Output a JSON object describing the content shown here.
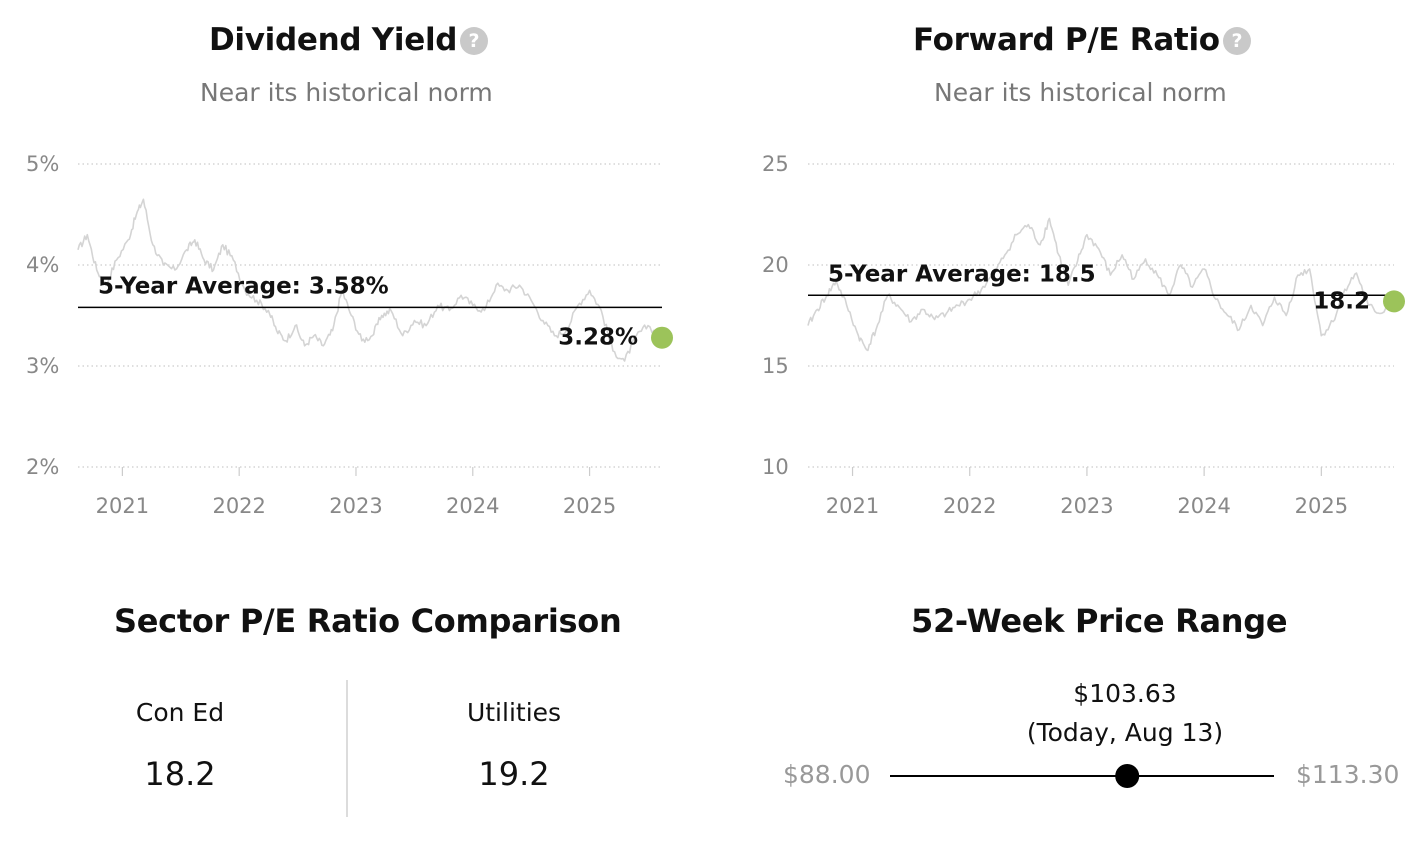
{
  "dividend": {
    "title": "Dividend Yield",
    "subtitle": "Near its historical norm",
    "help_icon": "question-circle-icon",
    "avg_label": "5-Year Average: 3.58%",
    "current_label": "3.28%"
  },
  "pe": {
    "title": "Forward P/E Ratio",
    "subtitle": "Near its historical norm",
    "help_icon": "question-circle-icon",
    "avg_label": "5-Year Average: 18.5",
    "current_label": "18.2"
  },
  "sector": {
    "title": "Sector P/E Ratio Comparison",
    "items": [
      {
        "label": "Con Ed",
        "value": "18.2"
      },
      {
        "label": "Utilities",
        "value": "19.2"
      }
    ]
  },
  "price_range": {
    "title": "52-Week Price Range",
    "current_price": "$103.63",
    "current_note": "(Today, Aug 13)",
    "low_label": "$88.00",
    "high_label": "$113.30",
    "low": 88.0,
    "high": 113.3,
    "current": 103.63
  },
  "colors": {
    "line": "#d4d4d4",
    "marker": "#9cc35a",
    "avg_line": "#000000",
    "grid": "#cccccc"
  },
  "chart_data": [
    {
      "type": "line",
      "xlim": [
        2020.62,
        2025.62
      ],
      "xticks": [
        2021,
        2022,
        2023,
        2024,
        2025
      ],
      "xtick_labels": [
        "2021",
        "2022",
        "2023",
        "2024",
        "2025"
      ],
      "ylim": [
        2,
        5
      ],
      "yticks": [
        2,
        3,
        4,
        5
      ],
      "ytick_labels": [
        "2%",
        "3%",
        "4%",
        "5%"
      ],
      "grid": true,
      "average": 3.58,
      "current": {
        "x": 2025.62,
        "y": 3.28
      },
      "series": [
        {
          "x": [
            2020.62,
            2020.7,
            2020.78,
            2020.86,
            2020.95,
            2021.05,
            2021.12,
            2021.18,
            2021.26,
            2021.35,
            2021.45,
            2021.55,
            2021.62,
            2021.7,
            2021.78,
            2021.86,
            2021.95,
            2022.05,
            2022.15,
            2022.25,
            2022.32,
            2022.4,
            2022.48,
            2022.56,
            2022.64,
            2022.72,
            2022.8,
            2022.88,
            2022.96,
            2023.05,
            2023.14,
            2023.22,
            2023.3,
            2023.4,
            2023.5,
            2023.6,
            2023.7,
            2023.8,
            2023.9,
            2024.0,
            2024.1,
            2024.2,
            2024.3,
            2024.4,
            2024.5,
            2024.6,
            2024.7,
            2024.8,
            2024.9,
            2025.0,
            2025.1,
            2025.2,
            2025.3,
            2025.4,
            2025.5,
            2025.62
          ],
          "y": [
            4.15,
            4.3,
            3.95,
            3.8,
            4.05,
            4.25,
            4.5,
            4.65,
            4.2,
            4.0,
            3.95,
            4.15,
            4.25,
            4.05,
            3.95,
            4.2,
            4.05,
            3.75,
            3.65,
            3.55,
            3.35,
            3.25,
            3.4,
            3.2,
            3.3,
            3.2,
            3.35,
            3.75,
            3.5,
            3.25,
            3.3,
            3.5,
            3.55,
            3.3,
            3.45,
            3.4,
            3.6,
            3.55,
            3.7,
            3.6,
            3.55,
            3.8,
            3.75,
            3.8,
            3.65,
            3.45,
            3.3,
            3.35,
            3.6,
            3.75,
            3.55,
            3.15,
            3.05,
            3.3,
            3.4,
            3.28
          ]
        }
      ]
    },
    {
      "type": "line",
      "xlim": [
        2020.62,
        2025.62
      ],
      "xticks": [
        2021,
        2022,
        2023,
        2024,
        2025
      ],
      "xtick_labels": [
        "2021",
        "2022",
        "2023",
        "2024",
        "2025"
      ],
      "ylim": [
        10,
        25
      ],
      "yticks": [
        10,
        15,
        20,
        25
      ],
      "ytick_labels": [
        "10",
        "15",
        "20",
        "25"
      ],
      "grid": true,
      "average": 18.5,
      "current": {
        "x": 2025.62,
        "y": 18.2
      },
      "series": [
        {
          "x": [
            2020.62,
            2020.7,
            2020.78,
            2020.86,
            2020.95,
            2021.05,
            2021.12,
            2021.2,
            2021.3,
            2021.4,
            2021.5,
            2021.6,
            2021.7,
            2021.8,
            2021.9,
            2022.0,
            2022.1,
            2022.2,
            2022.3,
            2022.4,
            2022.5,
            2022.6,
            2022.68,
            2022.76,
            2022.84,
            2022.92,
            2023.0,
            2023.1,
            2023.2,
            2023.3,
            2023.4,
            2023.5,
            2023.6,
            2023.7,
            2023.8,
            2023.9,
            2024.0,
            2024.1,
            2024.2,
            2024.3,
            2024.4,
            2024.5,
            2024.6,
            2024.7,
            2024.8,
            2024.9,
            2025.0,
            2025.1,
            2025.2,
            2025.3,
            2025.4,
            2025.5,
            2025.62
          ],
          "y": [
            17.0,
            17.8,
            18.5,
            19.2,
            18.0,
            16.5,
            15.8,
            16.8,
            18.5,
            17.9,
            17.2,
            17.8,
            17.3,
            17.6,
            18.0,
            18.3,
            18.8,
            19.5,
            20.5,
            21.5,
            22.0,
            21.0,
            22.3,
            20.5,
            19.0,
            20.2,
            21.5,
            20.8,
            19.5,
            20.5,
            19.3,
            20.3,
            19.5,
            18.5,
            20.0,
            18.9,
            19.8,
            18.3,
            17.5,
            16.8,
            18.0,
            17.0,
            18.4,
            17.5,
            19.5,
            19.8,
            16.5,
            17.2,
            18.8,
            19.6,
            18.0,
            17.6,
            18.2
          ]
        }
      ]
    }
  ]
}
---
Return all of the entries exactly as written, but drop any pictures they hold.

Output a JSON object describing the content shown here.
{
  "dividend": {
    "title": "Dividend Yield",
    "subtitle": "Near its historical norm",
    "help_icon": "question-circle-icon",
    "avg_label": "5-Year Average: 3.58%",
    "current_label": "3.28%"
  },
  "pe": {
    "title": "Forward P/E Ratio",
    "subtitle": "Near its historical norm",
    "help_icon": "question-circle-icon",
    "avg_label": "5-Year Average: 18.5",
    "current_label": "18.2"
  },
  "sector": {
    "title": "Sector P/E Ratio Comparison",
    "items": [
      {
        "label": "Con Ed",
        "value": "18.2"
      },
      {
        "label": "Utilities",
        "value": "19.2"
      }
    ]
  },
  "price_range": {
    "title": "52-Week Price Range",
    "current_price": "$103.63",
    "current_note": "(Today, Aug 13)",
    "low_label": "$88.00",
    "high_label": "$113.30",
    "low": 88.0,
    "high": 113.3,
    "current": 103.63
  },
  "colors": {
    "line": "#d4d4d4",
    "marker": "#9cc35a",
    "avg_line": "#000000",
    "grid": "#cccccc"
  },
  "chart_data": [
    {
      "type": "line",
      "xlim": [
        2020.62,
        2025.62
      ],
      "xticks": [
        2021,
        2022,
        2023,
        2024,
        2025
      ],
      "xtick_labels": [
        "2021",
        "2022",
        "2023",
        "2024",
        "2025"
      ],
      "ylim": [
        2,
        5
      ],
      "yticks": [
        2,
        3,
        4,
        5
      ],
      "ytick_labels": [
        "2%",
        "3%",
        "4%",
        "5%"
      ],
      "grid": true,
      "average": 3.58,
      "current": {
        "x": 2025.62,
        "y": 3.28
      },
      "series": [
        {
          "x": [
            2020.62,
            2020.7,
            2020.78,
            2020.86,
            2020.95,
            2021.05,
            2021.12,
            2021.18,
            2021.26,
            2021.35,
            2021.45,
            2021.55,
            2021.62,
            2021.7,
            2021.78,
            2021.86,
            2021.95,
            2022.05,
            2022.15,
            2022.25,
            2022.32,
            2022.4,
            2022.48,
            2022.56,
            2022.64,
            2022.72,
            2022.8,
            2022.88,
            2022.96,
            2023.05,
            2023.14,
            2023.22,
            2023.3,
            2023.4,
            2023.5,
            2023.6,
            2023.7,
            2023.8,
            2023.9,
            2024.0,
            2024.1,
            2024.2,
            2024.3,
            2024.4,
            2024.5,
            2024.6,
            2024.7,
            2024.8,
            2024.9,
            2025.0,
            2025.1,
            2025.2,
            2025.3,
            2025.4,
            2025.5,
            2025.62
          ],
          "y": [
            4.15,
            4.3,
            3.95,
            3.8,
            4.05,
            4.25,
            4.5,
            4.65,
            4.2,
            4.0,
            3.95,
            4.15,
            4.25,
            4.05,
            3.95,
            4.2,
            4.05,
            3.75,
            3.65,
            3.55,
            3.35,
            3.25,
            3.4,
            3.2,
            3.3,
            3.2,
            3.35,
            3.75,
            3.5,
            3.25,
            3.3,
            3.5,
            3.55,
            3.3,
            3.45,
            3.4,
            3.6,
            3.55,
            3.7,
            3.6,
            3.55,
            3.8,
            3.75,
            3.8,
            3.65,
            3.45,
            3.3,
            3.35,
            3.6,
            3.75,
            3.55,
            3.15,
            3.05,
            3.3,
            3.4,
            3.28
          ]
        }
      ]
    },
    {
      "type": "line",
      "xlim": [
        2020.62,
        2025.62
      ],
      "xticks": [
        2021,
        2022,
        2023,
        2024,
        2025
      ],
      "xtick_labels": [
        "2021",
        "2022",
        "2023",
        "2024",
        "2025"
      ],
      "ylim": [
        10,
        25
      ],
      "yticks": [
        10,
        15,
        20,
        25
      ],
      "ytick_labels": [
        "10",
        "15",
        "20",
        "25"
      ],
      "grid": true,
      "average": 18.5,
      "current": {
        "x": 2025.62,
        "y": 18.2
      },
      "series": [
        {
          "x": [
            2020.62,
            2020.7,
            2020.78,
            2020.86,
            2020.95,
            2021.05,
            2021.12,
            2021.2,
            2021.3,
            2021.4,
            2021.5,
            2021.6,
            2021.7,
            2021.8,
            2021.9,
            2022.0,
            2022.1,
            2022.2,
            2022.3,
            2022.4,
            2022.5,
            2022.6,
            2022.68,
            2022.76,
            2022.84,
            2022.92,
            2023.0,
            2023.1,
            2023.2,
            2023.3,
            2023.4,
            2023.5,
            2023.6,
            2023.7,
            2023.8,
            2023.9,
            2024.0,
            2024.1,
            2024.2,
            2024.3,
            2024.4,
            2024.5,
            2024.6,
            2024.7,
            2024.8,
            2024.9,
            2025.0,
            2025.1,
            2025.2,
            2025.3,
            2025.4,
            2025.5,
            2025.62
          ],
          "y": [
            17.0,
            17.8,
            18.5,
            19.2,
            18.0,
            16.5,
            15.8,
            16.8,
            18.5,
            17.9,
            17.2,
            17.8,
            17.3,
            17.6,
            18.0,
            18.3,
            18.8,
            19.5,
            20.5,
            21.5,
            22.0,
            21.0,
            22.3,
            20.5,
            19.0,
            20.2,
            21.5,
            20.8,
            19.5,
            20.5,
            19.3,
            20.3,
            19.5,
            18.5,
            20.0,
            18.9,
            19.8,
            18.3,
            17.5,
            16.8,
            18.0,
            17.0,
            18.4,
            17.5,
            19.5,
            19.8,
            16.5,
            17.2,
            18.8,
            19.6,
            18.0,
            17.6,
            18.2
          ]
        }
      ]
    }
  ]
}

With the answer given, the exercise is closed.